• _Exercise objective_
Locate each line below that includes "document" and reproduce it.

• _Records shown_
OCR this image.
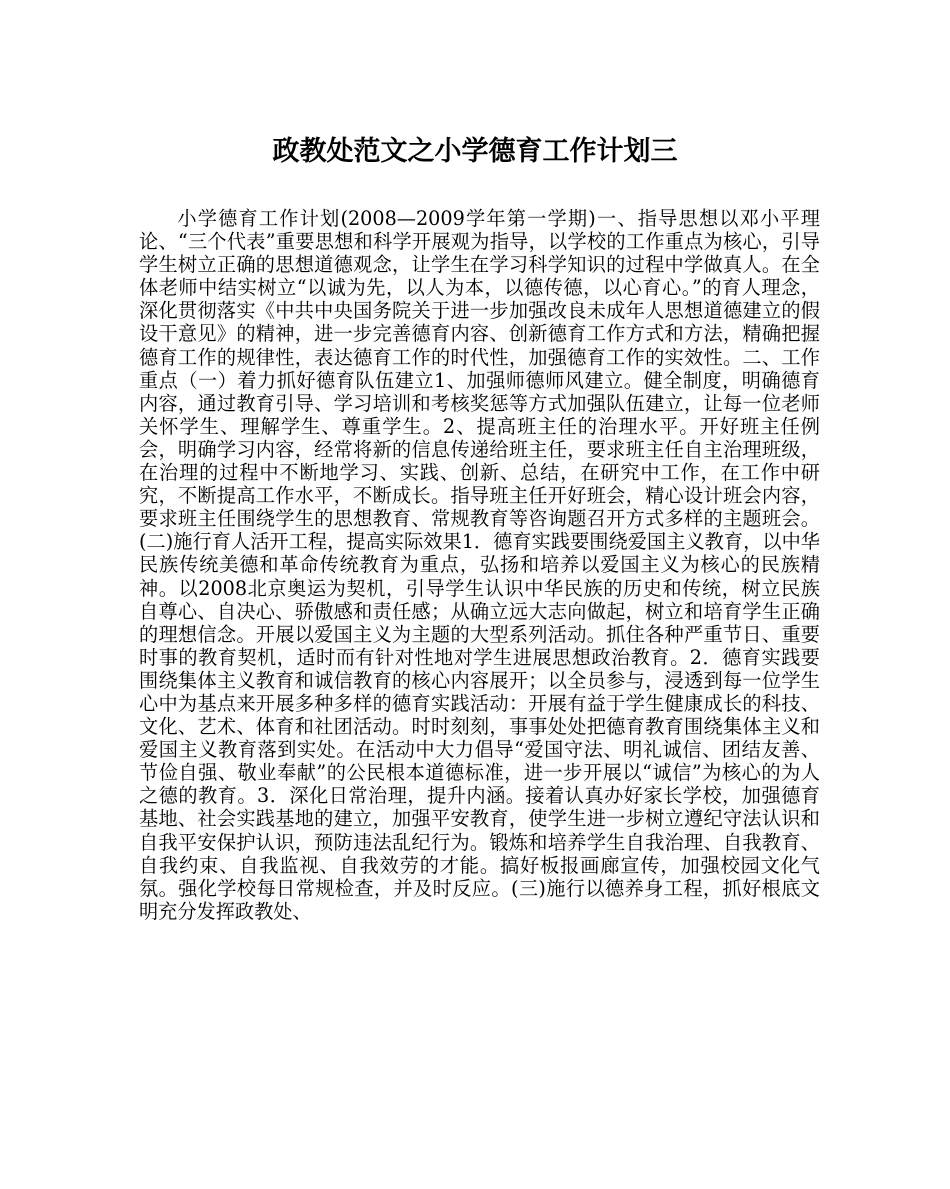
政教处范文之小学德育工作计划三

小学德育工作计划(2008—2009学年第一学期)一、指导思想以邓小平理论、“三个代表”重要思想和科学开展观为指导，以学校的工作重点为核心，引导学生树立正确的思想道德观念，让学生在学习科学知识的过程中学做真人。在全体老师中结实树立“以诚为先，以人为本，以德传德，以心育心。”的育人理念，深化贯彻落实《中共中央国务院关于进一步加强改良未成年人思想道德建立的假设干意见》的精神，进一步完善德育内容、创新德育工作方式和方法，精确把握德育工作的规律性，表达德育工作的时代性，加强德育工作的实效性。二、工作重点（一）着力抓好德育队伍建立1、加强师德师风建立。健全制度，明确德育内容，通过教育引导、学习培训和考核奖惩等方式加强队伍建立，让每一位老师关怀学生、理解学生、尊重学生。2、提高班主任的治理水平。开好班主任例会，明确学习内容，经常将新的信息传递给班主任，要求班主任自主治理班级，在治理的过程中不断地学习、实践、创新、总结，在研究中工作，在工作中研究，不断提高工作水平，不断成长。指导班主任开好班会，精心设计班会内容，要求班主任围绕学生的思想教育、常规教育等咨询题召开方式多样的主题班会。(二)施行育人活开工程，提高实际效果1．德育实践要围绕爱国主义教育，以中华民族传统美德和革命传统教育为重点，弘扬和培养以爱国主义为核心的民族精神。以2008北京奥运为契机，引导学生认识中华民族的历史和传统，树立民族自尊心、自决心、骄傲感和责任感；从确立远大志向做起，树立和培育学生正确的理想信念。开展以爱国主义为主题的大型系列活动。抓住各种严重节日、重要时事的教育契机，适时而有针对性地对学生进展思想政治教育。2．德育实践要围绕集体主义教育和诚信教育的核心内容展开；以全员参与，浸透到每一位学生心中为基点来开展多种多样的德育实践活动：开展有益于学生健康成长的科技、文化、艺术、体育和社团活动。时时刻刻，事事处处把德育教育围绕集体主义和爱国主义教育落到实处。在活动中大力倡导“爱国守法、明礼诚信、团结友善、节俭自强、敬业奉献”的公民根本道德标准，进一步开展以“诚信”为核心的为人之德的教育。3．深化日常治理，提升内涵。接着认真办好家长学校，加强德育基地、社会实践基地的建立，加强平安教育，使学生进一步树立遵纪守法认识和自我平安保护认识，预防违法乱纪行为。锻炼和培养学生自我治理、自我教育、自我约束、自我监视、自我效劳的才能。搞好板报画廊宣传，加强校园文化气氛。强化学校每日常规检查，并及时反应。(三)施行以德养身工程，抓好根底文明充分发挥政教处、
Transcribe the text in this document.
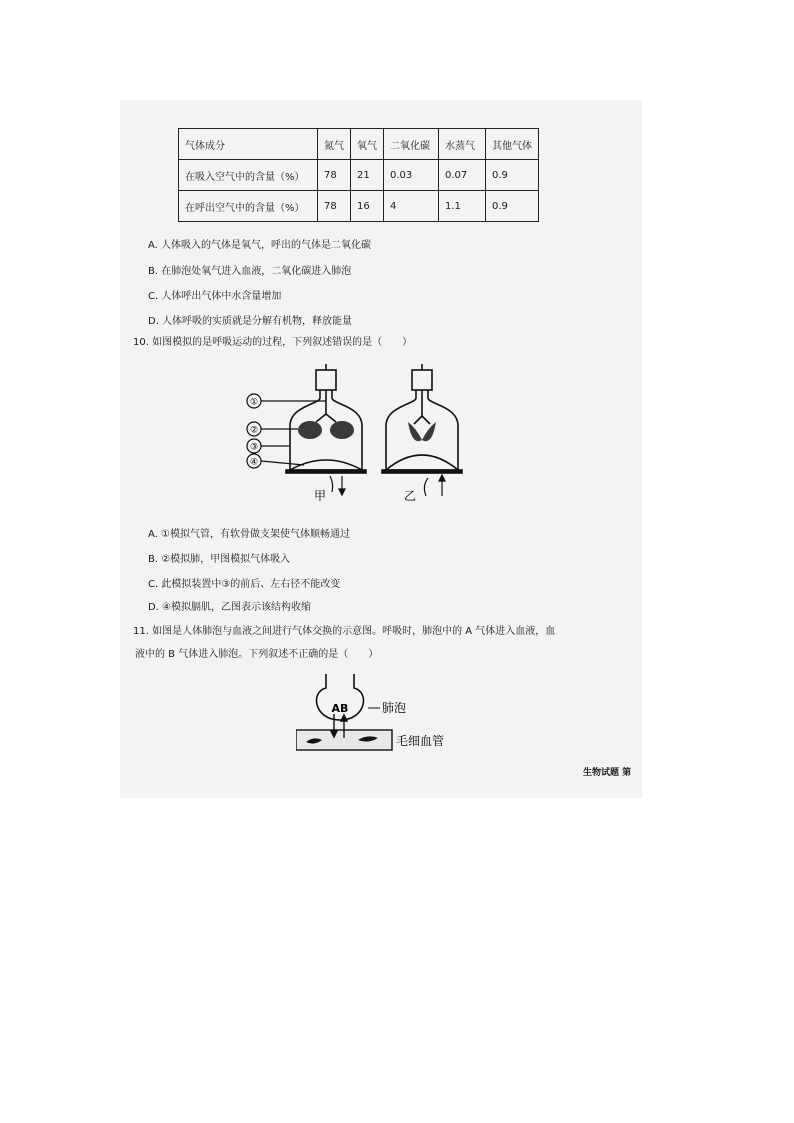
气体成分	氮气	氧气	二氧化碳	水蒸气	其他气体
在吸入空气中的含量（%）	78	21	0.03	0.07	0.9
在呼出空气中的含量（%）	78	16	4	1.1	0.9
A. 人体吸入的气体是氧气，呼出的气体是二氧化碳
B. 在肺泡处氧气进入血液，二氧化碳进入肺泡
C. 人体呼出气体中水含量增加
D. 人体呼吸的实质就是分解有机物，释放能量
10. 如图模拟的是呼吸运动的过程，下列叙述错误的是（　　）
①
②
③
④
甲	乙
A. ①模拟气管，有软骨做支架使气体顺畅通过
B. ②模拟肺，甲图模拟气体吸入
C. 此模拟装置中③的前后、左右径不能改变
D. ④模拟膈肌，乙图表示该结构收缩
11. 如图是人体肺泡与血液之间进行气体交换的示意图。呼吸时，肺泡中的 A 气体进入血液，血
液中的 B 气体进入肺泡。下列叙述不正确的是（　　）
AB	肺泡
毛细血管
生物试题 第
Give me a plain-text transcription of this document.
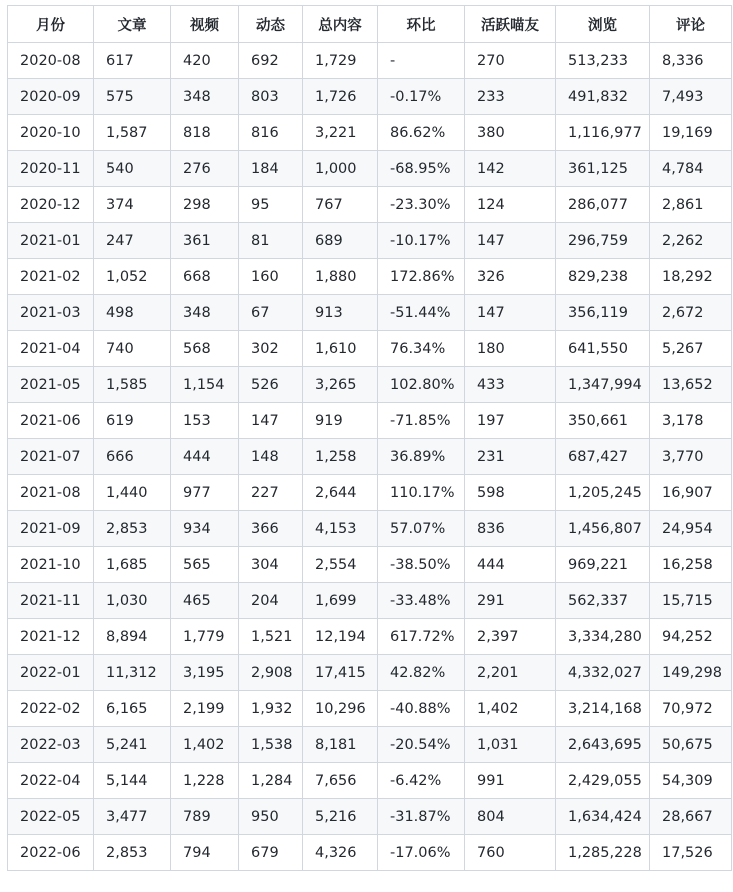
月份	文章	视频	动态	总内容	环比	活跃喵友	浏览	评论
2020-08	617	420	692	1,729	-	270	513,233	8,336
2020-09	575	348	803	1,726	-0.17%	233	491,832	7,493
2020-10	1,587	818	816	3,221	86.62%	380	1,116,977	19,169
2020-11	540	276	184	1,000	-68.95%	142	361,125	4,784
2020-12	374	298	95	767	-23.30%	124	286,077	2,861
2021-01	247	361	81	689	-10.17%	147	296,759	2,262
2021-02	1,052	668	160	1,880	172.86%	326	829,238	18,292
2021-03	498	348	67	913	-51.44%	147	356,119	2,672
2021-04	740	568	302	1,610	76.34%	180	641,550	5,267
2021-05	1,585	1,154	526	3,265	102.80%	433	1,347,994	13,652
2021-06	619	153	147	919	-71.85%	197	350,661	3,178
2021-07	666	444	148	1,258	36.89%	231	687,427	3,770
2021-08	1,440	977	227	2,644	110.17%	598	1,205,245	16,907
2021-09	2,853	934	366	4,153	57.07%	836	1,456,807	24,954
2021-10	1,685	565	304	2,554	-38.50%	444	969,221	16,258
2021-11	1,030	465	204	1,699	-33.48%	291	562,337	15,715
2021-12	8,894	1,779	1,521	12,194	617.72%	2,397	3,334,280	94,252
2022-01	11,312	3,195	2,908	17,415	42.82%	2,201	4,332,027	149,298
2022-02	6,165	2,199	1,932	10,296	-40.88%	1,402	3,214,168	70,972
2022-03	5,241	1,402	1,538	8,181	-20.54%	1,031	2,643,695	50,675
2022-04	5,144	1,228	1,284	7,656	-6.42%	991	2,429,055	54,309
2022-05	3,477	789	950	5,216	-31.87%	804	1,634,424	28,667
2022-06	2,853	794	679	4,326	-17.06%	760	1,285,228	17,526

• _Exercise result_
Transcribe the text in this document.
Give me a plain-text transcription of this document.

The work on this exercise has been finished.